● **Task prompt**: Retype the data below without altering anything.

● **Records to process**:
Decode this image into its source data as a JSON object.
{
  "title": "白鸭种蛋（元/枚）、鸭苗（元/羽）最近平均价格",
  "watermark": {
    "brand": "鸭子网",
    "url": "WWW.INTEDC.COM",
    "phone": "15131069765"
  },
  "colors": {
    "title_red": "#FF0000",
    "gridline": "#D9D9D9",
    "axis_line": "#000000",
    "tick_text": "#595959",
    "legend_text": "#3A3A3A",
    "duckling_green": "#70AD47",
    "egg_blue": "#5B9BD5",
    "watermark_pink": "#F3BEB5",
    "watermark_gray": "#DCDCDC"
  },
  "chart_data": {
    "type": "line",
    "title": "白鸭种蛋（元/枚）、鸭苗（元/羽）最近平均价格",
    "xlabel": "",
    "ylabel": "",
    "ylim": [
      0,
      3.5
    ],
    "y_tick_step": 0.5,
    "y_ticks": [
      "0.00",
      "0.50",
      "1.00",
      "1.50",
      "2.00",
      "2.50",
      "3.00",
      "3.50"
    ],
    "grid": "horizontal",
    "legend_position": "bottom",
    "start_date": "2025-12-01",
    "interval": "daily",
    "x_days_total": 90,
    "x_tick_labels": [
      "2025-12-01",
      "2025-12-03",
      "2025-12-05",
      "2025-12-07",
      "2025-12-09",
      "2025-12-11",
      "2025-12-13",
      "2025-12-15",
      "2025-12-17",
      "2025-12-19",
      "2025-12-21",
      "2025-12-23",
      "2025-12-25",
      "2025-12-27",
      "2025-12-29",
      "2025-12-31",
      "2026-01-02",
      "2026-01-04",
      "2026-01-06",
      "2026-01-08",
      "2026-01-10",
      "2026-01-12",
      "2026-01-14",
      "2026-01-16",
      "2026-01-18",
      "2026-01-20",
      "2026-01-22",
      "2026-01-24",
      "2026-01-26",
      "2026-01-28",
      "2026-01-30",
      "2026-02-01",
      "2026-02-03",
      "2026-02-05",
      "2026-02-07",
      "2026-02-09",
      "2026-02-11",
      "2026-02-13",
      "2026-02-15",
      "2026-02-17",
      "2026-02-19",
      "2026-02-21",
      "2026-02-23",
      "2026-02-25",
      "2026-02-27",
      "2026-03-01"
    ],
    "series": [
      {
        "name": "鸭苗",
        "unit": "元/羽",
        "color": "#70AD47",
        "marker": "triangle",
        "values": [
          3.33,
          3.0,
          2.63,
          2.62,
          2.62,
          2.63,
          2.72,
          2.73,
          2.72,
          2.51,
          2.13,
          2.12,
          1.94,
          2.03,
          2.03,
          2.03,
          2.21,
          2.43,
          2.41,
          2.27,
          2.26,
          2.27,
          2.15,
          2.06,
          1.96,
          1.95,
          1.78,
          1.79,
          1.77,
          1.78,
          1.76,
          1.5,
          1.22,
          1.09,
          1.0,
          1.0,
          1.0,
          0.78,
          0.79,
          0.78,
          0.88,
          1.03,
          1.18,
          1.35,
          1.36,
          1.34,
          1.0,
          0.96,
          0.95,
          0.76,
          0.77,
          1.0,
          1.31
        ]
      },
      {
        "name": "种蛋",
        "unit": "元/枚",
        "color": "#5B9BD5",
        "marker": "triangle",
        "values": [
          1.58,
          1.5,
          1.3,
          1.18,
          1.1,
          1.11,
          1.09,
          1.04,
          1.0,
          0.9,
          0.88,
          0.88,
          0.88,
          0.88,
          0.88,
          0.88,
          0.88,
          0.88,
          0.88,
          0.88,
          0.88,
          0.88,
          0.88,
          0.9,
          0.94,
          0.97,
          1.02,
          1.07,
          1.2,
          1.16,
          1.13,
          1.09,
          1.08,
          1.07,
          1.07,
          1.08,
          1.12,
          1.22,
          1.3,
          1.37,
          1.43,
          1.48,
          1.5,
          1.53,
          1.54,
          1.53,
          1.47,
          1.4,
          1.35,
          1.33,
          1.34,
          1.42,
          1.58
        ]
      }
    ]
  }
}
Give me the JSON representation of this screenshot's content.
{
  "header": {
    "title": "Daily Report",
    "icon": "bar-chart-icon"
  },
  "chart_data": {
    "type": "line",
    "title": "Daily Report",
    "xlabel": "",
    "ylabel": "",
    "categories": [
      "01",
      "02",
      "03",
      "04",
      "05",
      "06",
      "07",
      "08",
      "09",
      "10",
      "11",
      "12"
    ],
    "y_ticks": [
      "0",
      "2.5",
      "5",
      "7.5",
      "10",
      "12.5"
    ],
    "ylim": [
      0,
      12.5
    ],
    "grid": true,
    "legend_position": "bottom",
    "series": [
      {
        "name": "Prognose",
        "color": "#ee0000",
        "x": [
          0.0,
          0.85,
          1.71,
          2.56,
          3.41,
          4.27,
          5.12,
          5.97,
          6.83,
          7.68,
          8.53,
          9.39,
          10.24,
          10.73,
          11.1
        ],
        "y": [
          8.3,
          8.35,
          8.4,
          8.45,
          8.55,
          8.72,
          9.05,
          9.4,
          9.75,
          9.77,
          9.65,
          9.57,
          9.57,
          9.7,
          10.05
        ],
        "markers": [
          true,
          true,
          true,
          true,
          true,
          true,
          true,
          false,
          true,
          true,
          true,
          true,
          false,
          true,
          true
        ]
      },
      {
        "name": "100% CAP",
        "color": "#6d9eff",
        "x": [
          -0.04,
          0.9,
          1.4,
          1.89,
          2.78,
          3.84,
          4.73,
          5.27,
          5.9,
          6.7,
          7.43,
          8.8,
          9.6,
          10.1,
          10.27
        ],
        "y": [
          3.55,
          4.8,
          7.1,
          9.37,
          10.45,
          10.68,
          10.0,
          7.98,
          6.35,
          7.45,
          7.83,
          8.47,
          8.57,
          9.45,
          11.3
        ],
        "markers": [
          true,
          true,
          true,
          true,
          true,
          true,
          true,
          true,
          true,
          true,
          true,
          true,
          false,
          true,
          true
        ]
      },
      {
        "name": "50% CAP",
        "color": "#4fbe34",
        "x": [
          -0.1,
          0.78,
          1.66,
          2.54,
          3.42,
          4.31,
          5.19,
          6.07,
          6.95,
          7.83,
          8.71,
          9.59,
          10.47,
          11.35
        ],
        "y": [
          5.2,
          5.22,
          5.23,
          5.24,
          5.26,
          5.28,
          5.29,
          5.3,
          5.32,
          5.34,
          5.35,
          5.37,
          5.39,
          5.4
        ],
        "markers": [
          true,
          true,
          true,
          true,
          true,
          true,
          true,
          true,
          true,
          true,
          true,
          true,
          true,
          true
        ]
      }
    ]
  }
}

● **Task result**:
Decode this image into its source data as a JSON object.
{
  "title": "白鸭种蛋（元/枚）、鸭苗（元/羽）最近平均价格",
  "watermark": {
    "brand": "鸭子网",
    "url": "WWW.INTEDC.COM",
    "phone": "15131069765"
  },
  "colors": {
    "title_red": "#FF0000",
    "gridline": "#D9D9D9",
    "axis_line": "#000000",
    "tick_text": "#595959",
    "legend_text": "#3A3A3A",
    "duckling_green": "#70AD47",
    "egg_blue": "#5B9BD5",
    "watermark_pink": "#F3BEB5",
    "watermark_gray": "#DCDCDC"
  },
  "chart_data": {
    "type": "line",
    "title": "白鸭种蛋（元/枚）、鸭苗（元/羽）最近平均价格",
    "xlabel": "",
    "ylabel": "",
    "ylim": [
      0,
      3.5
    ],
    "y_tick_step": 0.5,
    "y_ticks": [
      "0.00",
      "0.50",
      "1.00",
      "1.50",
      "2.00",
      "2.50",
      "3.00",
      "3.50"
    ],
    "grid": "horizontal",
    "legend_position": "bottom",
    "start_date": "2025-12-01",
    "interval": "daily",
    "x_days_total": 90,
    "x_tick_labels": [
      "2025-12-01",
      "2025-12-03",
      "2025-12-05",
      "2025-12-07",
      "2025-12-09",
      "2025-12-11",
      "2025-12-13",
      "2025-12-15",
      "2025-12-17",
      "2025-12-19",
      "2025-12-21",
      "2025-12-23",
      "2025-12-25",
      "2025-12-27",
      "2025-12-29",
      "2025-12-31",
      "2026-01-02",
      "2026-01-04",
      "2026-01-06",
      "2026-01-08",
      "2026-01-10",
      "2026-01-12",
      "2026-01-14",
      "2026-01-16",
      "2026-01-18",
      "2026-01-20",
      "2026-01-22",
      "2026-01-24",
      "2026-01-26",
      "2026-01-28",
      "2026-01-30",
      "2026-02-01",
      "2026-02-03",
      "2026-02-05",
      "2026-02-07",
      "2026-02-09",
      "2026-02-11",
      "2026-02-13",
      "2026-02-15",
      "2026-02-17",
      "2026-02-19",
      "2026-02-21",
      "2026-02-23",
      "2026-02-25",
      "2026-02-27",
      "2026-03-01"
    ],
    "series": [
      {
        "name": "鸭苗",
        "unit": "元/羽",
        "color": "#70AD47",
        "marker": "triangle",
        "values": [
          3.33,
          3.0,
          2.63,
          2.62,
          2.62,
          2.63,
          2.72,
          2.73,
          2.72,
          2.51,
          2.13,
          2.12,
          1.94,
          2.03,
          2.03,
          2.03,
          2.21,
          2.43,
          2.41,
          2.27,
          2.26,
          2.27,
          2.15,
          2.06,
          1.96,
          1.95,
          1.78,
          1.79,
          1.77,
          1.78,
          1.76,
          1.5,
          1.22,
          1.09,
          1.0,
          1.0,
          1.0,
          0.78,
          0.79,
          0.78,
          0.88,
          1.03,
          1.18,
          1.35,
          1.36,
          1.34,
          1.0,
          0.96,
          0.95,
          0.76,
          0.77,
          1.0,
          1.31
        ]
      },
      {
        "name": "种蛋",
        "unit": "元/枚",
        "color": "#5B9BD5",
        "marker": "triangle",
        "values": [
          1.58,
          1.5,
          1.3,
          1.18,
          1.1,
          1.11,
          1.09,
          1.04,
          1.0,
          0.9,
          0.88,
          0.88,
          0.88,
          0.88,
          0.88,
          0.88,
          0.88,
          0.88,
          0.88,
          0.88,
          0.88,
          0.88,
          0.88,
          0.9,
          0.94,
          0.97,
          1.02,
          1.07,
          1.2,
          1.16,
          1.13,
          1.09,
          1.08,
          1.07,
          1.07,
          1.08,
          1.12,
          1.22,
          1.3,
          1.37,
          1.43,
          1.48,
          1.5,
          1.53,
          1.54,
          1.53,
          1.47,
          1.4,
          1.35,
          1.33,
          1.34,
          1.42,
          1.58
        ]
      }
    ]
  }
}
Give me the JSON representation of this screenshot's content.
{
  "header": {
    "title": "Daily Report",
    "icon": "bar-chart-icon"
  },
  "chart_data": {
    "type": "line",
    "title": "Daily Report",
    "xlabel": "",
    "ylabel": "",
    "categories": [
      "01",
      "02",
      "03",
      "04",
      "05",
      "06",
      "07",
      "08",
      "09",
      "10",
      "11",
      "12"
    ],
    "y_ticks": [
      "0",
      "2.5",
      "5",
      "7.5",
      "10",
      "12.5"
    ],
    "ylim": [
      0,
      12.5
    ],
    "grid": true,
    "legend_position": "bottom",
    "series": [
      {
        "name": "Prognose",
        "color": "#ee0000",
        "x": [
          0.0,
          0.85,
          1.71,
          2.56,
          3.41,
          4.27,
          5.12,
          5.97,
          6.83,
          7.68,
          8.53,
          9.39,
          10.24,
          10.73,
          11.1
        ],
        "y": [
          8.3,
          8.35,
          8.4,
          8.45,
          8.55,
          8.72,
          9.05,
          9.4,
          9.75,
          9.77,
          9.65,
          9.57,
          9.57,
          9.7,
          10.05
        ],
        "markers": [
          true,
          true,
          true,
          true,
          true,
          true,
          true,
          false,
          true,
          true,
          true,
          true,
          false,
          true,
          true
        ]
      },
      {
        "name": "100% CAP",
        "color": "#6d9eff",
        "x": [
          -0.04,
          0.9,
          1.4,
          1.89,
          2.78,
          3.84,
          4.73,
          5.27,
          5.9,
          6.7,
          7.43,
          8.8,
          9.6,
          10.1,
          10.27
        ],
        "y": [
          3.55,
          4.8,
          7.1,
          9.37,
          10.45,
          10.68,
          10.0,
          7.98,
          6.35,
          7.45,
          7.83,
          8.47,
          8.57,
          9.45,
          11.3
        ],
        "markers": [
          true,
          true,
          true,
          true,
          true,
          true,
          true,
          true,
          true,
          true,
          true,
          true,
          false,
          true,
          true
        ]
      },
      {
        "name": "50% CAP",
        "color": "#4fbe34",
        "x": [
          -0.1,
          0.78,
          1.66,
          2.54,
          3.42,
          4.31,
          5.19,
          6.07,
          6.95,
          7.83,
          8.71,
          9.59,
          10.47,
          11.35
        ],
        "y": [
          5.2,
          5.22,
          5.23,
          5.24,
          5.26,
          5.28,
          5.29,
          5.3,
          5.32,
          5.34,
          5.35,
          5.37,
          5.39,
          5.4
        ],
        "markers": [
          true,
          true,
          true,
          true,
          true,
          true,
          true,
          true,
          true,
          true,
          true,
          true,
          true,
          true
        ]
      }
    ]
  }
}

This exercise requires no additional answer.